● PROBLEM TO SOLVE: Please set out everything from the row containing "List every element" down to the row containing "device-row-label: PC机: — [504, 597, 563, 622]" as a Markdown table, with columns named Row and Content, and leave out any blank lines.

● DATA TO PROCESS:
* Start *

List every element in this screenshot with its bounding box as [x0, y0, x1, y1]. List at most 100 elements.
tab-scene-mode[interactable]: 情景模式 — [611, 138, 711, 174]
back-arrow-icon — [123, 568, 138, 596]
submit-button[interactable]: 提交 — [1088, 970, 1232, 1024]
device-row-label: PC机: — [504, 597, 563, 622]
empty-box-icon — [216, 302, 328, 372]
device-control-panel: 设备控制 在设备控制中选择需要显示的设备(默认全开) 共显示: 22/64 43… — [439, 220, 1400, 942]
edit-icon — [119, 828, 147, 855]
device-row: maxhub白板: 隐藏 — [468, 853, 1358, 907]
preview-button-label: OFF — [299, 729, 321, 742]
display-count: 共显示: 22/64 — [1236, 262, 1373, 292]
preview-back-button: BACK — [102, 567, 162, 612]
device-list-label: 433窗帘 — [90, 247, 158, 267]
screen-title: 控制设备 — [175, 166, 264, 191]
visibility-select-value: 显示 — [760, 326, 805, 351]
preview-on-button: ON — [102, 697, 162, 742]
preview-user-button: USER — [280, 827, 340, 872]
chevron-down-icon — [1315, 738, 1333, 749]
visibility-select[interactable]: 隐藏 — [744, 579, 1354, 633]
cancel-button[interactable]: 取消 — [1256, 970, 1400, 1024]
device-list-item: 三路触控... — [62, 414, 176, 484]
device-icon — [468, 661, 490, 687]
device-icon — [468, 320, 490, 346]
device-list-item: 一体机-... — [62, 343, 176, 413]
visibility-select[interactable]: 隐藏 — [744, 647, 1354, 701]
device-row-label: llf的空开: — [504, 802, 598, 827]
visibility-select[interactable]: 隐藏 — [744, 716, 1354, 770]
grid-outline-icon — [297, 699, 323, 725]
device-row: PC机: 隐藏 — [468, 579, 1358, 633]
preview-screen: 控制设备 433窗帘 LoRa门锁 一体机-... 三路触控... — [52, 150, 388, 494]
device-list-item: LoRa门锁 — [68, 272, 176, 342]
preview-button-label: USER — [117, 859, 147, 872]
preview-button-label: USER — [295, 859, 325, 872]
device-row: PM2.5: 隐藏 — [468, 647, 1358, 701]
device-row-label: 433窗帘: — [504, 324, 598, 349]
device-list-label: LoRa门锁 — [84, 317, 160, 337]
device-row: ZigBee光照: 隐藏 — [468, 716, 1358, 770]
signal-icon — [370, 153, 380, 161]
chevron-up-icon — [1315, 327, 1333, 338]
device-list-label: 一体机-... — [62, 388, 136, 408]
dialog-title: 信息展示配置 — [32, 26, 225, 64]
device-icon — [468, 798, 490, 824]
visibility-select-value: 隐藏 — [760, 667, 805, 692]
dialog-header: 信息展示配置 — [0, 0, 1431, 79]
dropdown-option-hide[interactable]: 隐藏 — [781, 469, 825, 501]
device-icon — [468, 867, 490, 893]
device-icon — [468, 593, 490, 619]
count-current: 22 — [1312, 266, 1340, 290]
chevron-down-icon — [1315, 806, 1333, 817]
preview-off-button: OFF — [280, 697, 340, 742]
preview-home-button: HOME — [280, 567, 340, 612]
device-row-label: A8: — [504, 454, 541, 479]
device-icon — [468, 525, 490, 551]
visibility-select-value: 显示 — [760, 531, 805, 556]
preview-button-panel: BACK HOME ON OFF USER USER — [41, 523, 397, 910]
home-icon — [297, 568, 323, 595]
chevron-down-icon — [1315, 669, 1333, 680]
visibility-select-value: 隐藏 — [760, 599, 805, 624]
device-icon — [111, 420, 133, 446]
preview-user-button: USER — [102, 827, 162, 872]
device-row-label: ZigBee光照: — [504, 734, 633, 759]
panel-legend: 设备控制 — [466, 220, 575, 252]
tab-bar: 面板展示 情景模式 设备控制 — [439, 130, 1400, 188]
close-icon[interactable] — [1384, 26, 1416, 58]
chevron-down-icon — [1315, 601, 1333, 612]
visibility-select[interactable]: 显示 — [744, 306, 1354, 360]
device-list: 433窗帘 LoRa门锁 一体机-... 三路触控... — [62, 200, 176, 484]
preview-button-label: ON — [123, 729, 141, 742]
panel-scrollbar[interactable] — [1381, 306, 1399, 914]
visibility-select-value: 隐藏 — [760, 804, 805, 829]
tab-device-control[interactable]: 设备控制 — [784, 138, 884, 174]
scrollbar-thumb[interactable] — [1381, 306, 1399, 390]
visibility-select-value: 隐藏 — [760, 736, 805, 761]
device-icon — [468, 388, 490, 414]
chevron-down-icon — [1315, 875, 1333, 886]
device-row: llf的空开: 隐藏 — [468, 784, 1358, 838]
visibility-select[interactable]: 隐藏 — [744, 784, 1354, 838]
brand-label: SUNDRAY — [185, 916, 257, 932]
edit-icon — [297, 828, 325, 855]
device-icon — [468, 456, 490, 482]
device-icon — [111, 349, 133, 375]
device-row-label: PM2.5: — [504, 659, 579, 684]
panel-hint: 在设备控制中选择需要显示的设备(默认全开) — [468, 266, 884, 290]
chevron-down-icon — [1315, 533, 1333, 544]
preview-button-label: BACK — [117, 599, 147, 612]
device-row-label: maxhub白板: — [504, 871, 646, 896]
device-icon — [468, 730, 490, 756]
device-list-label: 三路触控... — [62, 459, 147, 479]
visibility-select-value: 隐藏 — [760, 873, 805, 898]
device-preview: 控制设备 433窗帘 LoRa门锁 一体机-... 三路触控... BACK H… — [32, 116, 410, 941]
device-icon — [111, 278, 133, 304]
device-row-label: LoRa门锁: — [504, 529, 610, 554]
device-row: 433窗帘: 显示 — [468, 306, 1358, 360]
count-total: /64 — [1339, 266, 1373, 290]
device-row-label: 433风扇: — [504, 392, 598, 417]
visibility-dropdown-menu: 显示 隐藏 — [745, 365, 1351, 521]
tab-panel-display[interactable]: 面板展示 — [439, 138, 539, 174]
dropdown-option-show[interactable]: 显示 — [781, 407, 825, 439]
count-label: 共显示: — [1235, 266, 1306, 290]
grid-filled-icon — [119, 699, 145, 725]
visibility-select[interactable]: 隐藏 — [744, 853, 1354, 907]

* End *
* Start *

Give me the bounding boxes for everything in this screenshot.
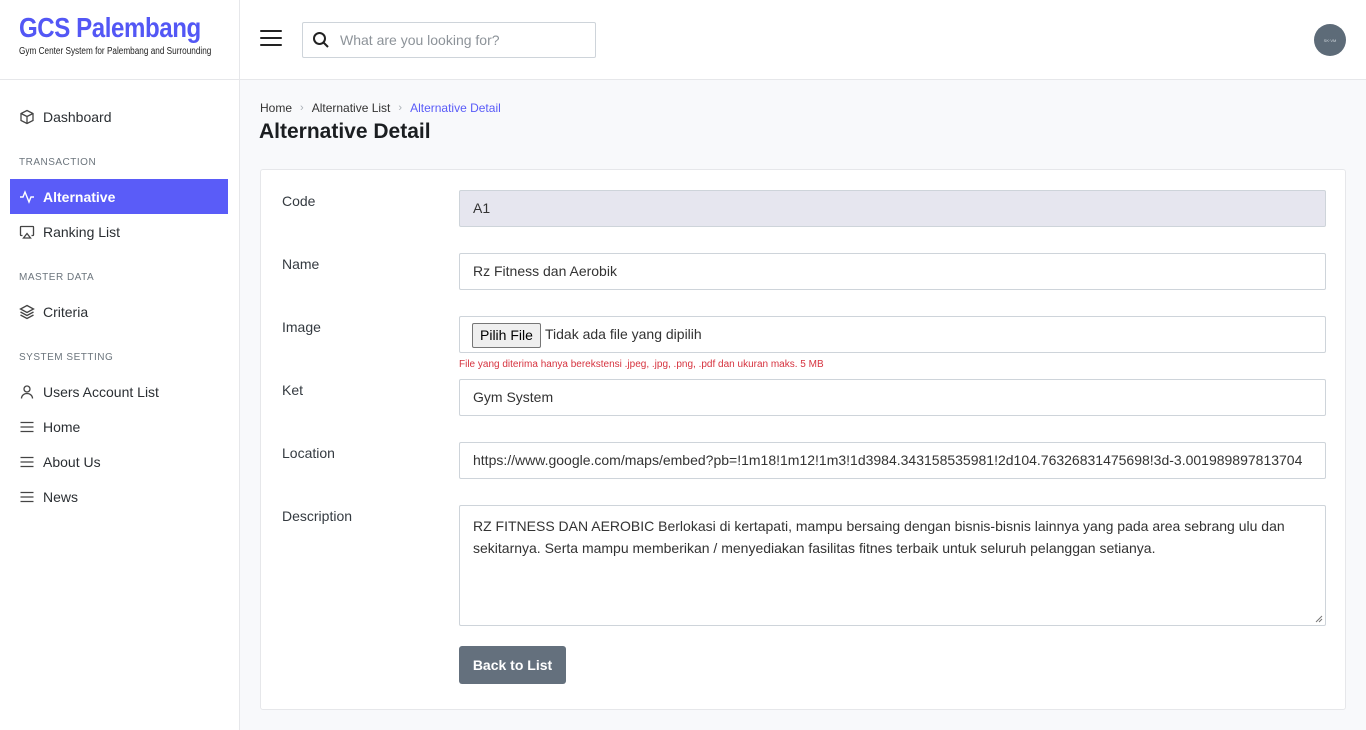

* End *

● CORRECT RESPONSE:
| Row | Content |
|---|---|
| 1 | List every element in this screenshot with its bounding box as [x0, y0, x1, y1]. List at most 100 elements. |
| 2 | tab-scene-mode[interactable]: 情景模式 — [611, 138, 711, 174] |
| 3 | back-arrow-icon — [123, 568, 138, 596] |
| 4 | submit-button[interactable]: 提交 — [1088, 970, 1232, 1024] |
| 5 | device-row-label: PC机: — [504, 597, 563, 622] |